Short task: Could you write out the data starting at its first line and ending at the line containing "left-atrium-map-graphic [18,45,598,541]", switching "x-tick-label" to "x-axis-label" and leaving everything else unchanged?

┄┄┄┄┄┄

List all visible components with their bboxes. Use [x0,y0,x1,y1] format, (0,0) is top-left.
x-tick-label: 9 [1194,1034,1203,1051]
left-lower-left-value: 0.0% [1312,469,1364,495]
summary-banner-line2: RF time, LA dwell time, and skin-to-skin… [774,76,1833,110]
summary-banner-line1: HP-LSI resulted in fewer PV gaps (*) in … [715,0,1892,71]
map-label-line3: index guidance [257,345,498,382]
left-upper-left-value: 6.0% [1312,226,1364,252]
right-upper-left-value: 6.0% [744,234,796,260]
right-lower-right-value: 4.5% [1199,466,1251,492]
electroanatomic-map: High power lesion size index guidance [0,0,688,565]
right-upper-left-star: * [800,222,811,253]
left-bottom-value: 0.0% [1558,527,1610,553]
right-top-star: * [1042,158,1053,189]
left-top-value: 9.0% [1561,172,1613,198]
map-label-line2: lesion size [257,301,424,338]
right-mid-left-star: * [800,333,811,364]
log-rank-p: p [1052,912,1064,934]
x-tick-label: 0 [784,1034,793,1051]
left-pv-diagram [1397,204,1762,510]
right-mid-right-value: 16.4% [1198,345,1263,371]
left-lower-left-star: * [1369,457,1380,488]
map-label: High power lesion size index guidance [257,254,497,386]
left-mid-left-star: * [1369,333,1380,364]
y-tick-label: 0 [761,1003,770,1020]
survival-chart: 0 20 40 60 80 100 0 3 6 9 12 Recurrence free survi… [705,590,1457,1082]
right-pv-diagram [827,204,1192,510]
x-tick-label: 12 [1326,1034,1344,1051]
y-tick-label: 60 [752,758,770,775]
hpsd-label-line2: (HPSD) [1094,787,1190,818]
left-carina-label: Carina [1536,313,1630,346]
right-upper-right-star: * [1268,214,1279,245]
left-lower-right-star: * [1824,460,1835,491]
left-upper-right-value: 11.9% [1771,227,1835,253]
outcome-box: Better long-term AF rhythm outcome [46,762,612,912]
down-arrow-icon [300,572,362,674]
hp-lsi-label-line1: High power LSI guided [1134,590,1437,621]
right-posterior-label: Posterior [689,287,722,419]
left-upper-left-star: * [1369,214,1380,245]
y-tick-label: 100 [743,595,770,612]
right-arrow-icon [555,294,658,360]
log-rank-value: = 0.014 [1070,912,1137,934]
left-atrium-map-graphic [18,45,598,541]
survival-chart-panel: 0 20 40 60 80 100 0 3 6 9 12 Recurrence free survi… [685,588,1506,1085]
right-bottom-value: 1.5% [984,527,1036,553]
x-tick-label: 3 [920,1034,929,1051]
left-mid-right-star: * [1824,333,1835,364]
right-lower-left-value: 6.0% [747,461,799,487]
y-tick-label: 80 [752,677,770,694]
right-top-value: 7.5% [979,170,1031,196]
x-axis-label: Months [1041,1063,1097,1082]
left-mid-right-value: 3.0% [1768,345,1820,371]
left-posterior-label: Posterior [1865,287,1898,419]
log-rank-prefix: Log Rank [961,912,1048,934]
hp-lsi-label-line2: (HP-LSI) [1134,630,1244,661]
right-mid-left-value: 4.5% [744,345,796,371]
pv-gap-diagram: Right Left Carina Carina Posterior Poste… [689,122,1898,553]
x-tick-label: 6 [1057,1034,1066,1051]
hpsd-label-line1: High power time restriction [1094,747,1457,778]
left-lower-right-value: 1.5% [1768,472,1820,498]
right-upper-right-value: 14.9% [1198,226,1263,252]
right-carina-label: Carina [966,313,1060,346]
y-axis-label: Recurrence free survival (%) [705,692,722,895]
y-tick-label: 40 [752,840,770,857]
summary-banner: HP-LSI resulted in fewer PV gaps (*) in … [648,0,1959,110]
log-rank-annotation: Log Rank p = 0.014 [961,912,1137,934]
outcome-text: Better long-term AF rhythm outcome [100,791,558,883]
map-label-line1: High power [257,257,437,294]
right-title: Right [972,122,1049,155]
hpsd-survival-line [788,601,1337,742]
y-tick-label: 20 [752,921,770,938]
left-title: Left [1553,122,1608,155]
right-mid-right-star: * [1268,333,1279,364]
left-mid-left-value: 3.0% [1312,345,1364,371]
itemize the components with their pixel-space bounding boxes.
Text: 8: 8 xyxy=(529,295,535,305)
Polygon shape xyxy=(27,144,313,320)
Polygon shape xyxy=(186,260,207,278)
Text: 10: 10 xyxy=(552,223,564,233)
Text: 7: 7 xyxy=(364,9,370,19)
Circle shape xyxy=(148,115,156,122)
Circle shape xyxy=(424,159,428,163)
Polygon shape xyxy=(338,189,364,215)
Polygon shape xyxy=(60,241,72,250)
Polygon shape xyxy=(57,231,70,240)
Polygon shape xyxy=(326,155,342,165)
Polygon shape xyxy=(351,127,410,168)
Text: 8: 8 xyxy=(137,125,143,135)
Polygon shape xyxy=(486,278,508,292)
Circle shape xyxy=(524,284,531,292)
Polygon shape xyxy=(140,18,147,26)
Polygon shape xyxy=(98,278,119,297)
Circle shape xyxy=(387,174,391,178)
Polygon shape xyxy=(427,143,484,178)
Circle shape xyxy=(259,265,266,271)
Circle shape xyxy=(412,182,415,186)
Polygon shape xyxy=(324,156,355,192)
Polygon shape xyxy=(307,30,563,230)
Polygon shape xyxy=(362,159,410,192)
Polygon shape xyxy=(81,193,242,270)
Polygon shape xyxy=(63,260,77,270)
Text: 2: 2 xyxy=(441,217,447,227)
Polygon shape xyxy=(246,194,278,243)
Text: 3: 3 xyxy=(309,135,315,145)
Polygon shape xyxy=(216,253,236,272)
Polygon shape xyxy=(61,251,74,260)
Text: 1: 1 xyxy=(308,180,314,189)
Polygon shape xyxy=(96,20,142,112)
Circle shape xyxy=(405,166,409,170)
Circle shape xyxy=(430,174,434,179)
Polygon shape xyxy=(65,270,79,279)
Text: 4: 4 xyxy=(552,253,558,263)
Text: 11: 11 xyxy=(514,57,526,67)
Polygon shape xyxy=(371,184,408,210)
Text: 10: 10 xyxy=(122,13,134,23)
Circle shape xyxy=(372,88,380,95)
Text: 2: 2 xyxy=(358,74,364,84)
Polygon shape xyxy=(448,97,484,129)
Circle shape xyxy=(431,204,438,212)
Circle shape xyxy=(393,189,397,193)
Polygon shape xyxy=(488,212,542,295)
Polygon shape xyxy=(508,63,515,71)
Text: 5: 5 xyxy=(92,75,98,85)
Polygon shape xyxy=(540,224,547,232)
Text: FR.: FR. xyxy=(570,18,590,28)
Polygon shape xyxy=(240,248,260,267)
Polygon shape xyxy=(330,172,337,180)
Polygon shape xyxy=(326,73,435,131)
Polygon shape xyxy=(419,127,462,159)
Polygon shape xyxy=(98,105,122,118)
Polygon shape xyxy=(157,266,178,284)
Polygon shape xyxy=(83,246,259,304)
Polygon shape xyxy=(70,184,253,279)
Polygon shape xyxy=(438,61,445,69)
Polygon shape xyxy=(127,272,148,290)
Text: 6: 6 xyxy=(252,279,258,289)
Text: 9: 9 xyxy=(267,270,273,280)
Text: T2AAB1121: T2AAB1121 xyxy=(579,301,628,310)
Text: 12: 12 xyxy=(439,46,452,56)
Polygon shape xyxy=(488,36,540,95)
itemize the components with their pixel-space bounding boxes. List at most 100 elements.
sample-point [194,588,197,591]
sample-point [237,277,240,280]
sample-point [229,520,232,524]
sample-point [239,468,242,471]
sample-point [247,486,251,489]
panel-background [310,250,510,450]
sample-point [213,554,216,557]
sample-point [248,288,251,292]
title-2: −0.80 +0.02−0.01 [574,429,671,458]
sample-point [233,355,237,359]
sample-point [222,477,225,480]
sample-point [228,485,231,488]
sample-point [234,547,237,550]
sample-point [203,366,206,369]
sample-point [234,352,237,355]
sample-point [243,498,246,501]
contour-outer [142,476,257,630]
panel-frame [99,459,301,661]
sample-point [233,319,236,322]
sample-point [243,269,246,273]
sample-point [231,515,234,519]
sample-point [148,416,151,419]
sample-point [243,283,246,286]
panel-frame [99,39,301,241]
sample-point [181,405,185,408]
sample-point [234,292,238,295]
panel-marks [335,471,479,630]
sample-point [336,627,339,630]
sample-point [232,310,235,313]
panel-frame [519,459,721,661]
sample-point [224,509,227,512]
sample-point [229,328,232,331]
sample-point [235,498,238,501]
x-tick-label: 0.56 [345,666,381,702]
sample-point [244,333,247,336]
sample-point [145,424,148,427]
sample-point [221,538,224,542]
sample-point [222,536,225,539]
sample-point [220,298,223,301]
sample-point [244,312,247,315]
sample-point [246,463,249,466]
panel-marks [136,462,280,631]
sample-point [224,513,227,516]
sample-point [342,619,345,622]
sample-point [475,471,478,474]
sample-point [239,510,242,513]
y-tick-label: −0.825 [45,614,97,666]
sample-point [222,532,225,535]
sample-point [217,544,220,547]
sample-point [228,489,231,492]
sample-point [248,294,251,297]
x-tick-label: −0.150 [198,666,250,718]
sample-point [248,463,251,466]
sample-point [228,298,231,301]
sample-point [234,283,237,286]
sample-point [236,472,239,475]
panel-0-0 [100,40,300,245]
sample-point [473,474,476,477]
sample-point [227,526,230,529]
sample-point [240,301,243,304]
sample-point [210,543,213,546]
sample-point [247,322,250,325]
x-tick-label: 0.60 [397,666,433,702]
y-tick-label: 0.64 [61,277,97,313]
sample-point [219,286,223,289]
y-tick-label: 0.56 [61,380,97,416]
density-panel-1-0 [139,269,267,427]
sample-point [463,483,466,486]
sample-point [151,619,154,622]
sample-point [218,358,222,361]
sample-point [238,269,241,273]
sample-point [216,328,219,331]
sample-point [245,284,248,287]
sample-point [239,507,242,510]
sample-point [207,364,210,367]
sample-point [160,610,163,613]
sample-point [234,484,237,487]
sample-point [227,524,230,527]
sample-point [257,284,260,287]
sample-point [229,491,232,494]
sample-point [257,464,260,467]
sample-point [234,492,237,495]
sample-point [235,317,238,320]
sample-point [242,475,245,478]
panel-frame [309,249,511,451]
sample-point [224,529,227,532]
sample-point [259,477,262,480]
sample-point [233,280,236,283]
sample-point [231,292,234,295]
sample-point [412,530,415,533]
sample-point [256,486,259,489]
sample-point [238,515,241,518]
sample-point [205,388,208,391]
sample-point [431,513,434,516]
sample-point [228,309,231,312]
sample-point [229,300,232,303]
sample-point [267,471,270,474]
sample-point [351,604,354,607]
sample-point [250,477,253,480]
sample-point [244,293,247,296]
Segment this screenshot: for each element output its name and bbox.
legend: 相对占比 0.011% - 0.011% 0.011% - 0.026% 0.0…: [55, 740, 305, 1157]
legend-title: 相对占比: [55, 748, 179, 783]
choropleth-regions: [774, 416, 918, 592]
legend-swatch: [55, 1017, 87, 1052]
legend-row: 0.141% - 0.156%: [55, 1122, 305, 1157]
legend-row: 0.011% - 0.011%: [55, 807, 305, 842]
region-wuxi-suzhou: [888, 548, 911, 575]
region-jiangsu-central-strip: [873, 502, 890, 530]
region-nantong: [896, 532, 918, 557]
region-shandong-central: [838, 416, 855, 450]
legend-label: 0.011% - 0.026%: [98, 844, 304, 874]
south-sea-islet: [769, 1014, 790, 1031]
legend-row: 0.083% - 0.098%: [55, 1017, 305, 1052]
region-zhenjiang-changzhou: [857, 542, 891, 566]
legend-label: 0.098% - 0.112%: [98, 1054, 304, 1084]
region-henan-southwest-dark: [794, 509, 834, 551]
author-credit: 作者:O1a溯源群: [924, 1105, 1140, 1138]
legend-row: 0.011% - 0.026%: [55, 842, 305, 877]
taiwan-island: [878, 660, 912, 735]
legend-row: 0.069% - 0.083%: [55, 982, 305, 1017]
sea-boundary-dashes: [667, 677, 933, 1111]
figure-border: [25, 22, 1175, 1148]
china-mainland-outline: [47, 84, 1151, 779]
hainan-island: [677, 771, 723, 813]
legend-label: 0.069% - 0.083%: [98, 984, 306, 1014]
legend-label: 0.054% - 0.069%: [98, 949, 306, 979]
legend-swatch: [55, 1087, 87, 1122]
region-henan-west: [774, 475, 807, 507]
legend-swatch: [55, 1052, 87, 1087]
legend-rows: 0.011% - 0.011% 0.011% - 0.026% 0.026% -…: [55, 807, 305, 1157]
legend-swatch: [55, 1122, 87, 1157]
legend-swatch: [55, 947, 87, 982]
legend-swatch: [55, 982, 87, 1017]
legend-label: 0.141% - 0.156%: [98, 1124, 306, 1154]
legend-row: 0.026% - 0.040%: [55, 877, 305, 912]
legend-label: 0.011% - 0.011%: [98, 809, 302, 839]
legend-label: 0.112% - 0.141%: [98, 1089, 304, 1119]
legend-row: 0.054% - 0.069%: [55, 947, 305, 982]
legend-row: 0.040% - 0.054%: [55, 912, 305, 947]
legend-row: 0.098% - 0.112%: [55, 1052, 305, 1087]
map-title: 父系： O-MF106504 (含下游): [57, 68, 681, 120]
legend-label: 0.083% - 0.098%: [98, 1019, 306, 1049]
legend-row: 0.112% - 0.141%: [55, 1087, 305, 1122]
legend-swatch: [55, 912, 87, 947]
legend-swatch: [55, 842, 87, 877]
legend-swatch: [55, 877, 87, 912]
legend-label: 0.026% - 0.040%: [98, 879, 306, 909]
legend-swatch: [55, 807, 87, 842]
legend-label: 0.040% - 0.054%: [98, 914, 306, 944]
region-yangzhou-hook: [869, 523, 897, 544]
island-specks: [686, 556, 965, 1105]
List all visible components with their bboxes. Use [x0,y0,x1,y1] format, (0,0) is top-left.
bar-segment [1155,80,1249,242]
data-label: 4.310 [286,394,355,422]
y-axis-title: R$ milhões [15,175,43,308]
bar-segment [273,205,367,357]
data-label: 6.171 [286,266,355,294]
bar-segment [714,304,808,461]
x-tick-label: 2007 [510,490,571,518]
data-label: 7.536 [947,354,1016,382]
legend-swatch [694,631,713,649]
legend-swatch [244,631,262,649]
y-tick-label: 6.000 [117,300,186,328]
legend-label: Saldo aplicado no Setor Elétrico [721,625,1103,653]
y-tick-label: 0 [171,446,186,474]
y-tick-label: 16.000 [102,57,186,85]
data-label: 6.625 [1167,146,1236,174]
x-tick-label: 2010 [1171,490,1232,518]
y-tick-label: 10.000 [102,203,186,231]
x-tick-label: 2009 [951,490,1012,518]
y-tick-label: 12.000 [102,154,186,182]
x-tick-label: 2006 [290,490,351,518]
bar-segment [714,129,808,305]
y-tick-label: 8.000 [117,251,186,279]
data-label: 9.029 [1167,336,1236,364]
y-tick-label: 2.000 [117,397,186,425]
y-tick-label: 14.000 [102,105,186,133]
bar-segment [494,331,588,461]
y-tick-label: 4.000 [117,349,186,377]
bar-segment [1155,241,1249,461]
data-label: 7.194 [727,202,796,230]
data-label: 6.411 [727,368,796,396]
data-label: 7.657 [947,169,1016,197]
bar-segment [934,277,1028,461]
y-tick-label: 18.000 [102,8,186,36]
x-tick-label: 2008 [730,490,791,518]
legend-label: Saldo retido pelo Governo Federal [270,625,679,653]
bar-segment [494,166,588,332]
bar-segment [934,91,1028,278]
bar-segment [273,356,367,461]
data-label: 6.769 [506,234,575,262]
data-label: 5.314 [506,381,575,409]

┄┄┄┄┄┄

Answer to the task:
List all visible components with their bboxes. Use [x0,y0,x1,y1] format, (0,0) is top-left.
x-axis-label: 9 [1194,1034,1203,1051]
left-lower-left-value: 0.0% [1312,469,1364,495]
summary-banner-line2: RF time, LA dwell time, and skin-to-skin… [774,76,1833,110]
summary-banner-line1: HP-LSI resulted in fewer PV gaps (*) in … [715,0,1892,71]
map-label-line3: index guidance [257,345,498,382]
left-upper-left-value: 6.0% [1312,226,1364,252]
right-upper-left-value: 6.0% [744,234,796,260]
right-lower-right-value: 4.5% [1199,466,1251,492]
electroanatomic-map: High power lesion size index guidance [0,0,688,565]
right-upper-left-star: * [800,222,811,253]
left-bottom-value: 0.0% [1558,527,1610,553]
right-top-star: * [1042,158,1053,189]
left-top-value: 9.0% [1561,172,1613,198]
map-label-line2: lesion size [257,301,424,338]
right-mid-left-star: * [800,333,811,364]
log-rank-p: p [1052,912,1064,934]
x-axis-label: 0 [784,1034,793,1051]
left-pv-diagram [1397,204,1762,510]
right-mid-right-value: 16.4% [1198,345,1263,371]
left-lower-left-star: * [1369,457,1380,488]
map-label: High power lesion size index guidance [257,254,497,386]
left-mid-left-star: * [1369,333,1380,364]
y-tick-label: 0 [761,1003,770,1020]
survival-chart: 0 20 40 60 80 100 0 3 6 9 12 Recurrence free survi… [705,590,1457,1082]
right-pv-diagram [827,204,1192,510]
x-axis-label: 12 [1326,1034,1344,1051]
y-tick-label: 60 [752,758,770,775]
hpsd-label-line2: (HPSD) [1094,787,1190,818]
left-carina-label: Carina [1536,313,1630,346]
right-upper-right-star: * [1268,214,1279,245]
left-lower-right-star: * [1824,460,1835,491]
left-upper-right-value: 11.9% [1771,227,1835,253]
outcome-box: Better long-term AF rhythm outcome [46,762,612,912]
down-arrow-icon [300,572,362,674]
hp-lsi-label-line1: High power LSI guided [1134,590,1437,621]
right-posterior-label: Posterior [689,287,722,419]
left-upper-left-star: * [1369,214,1380,245]
y-tick-label: 100 [743,595,770,612]
right-arrow-icon [555,294,658,360]
log-rank-value: = 0.014 [1070,912,1137,934]
left-atrium-map-graphic [18,45,598,541]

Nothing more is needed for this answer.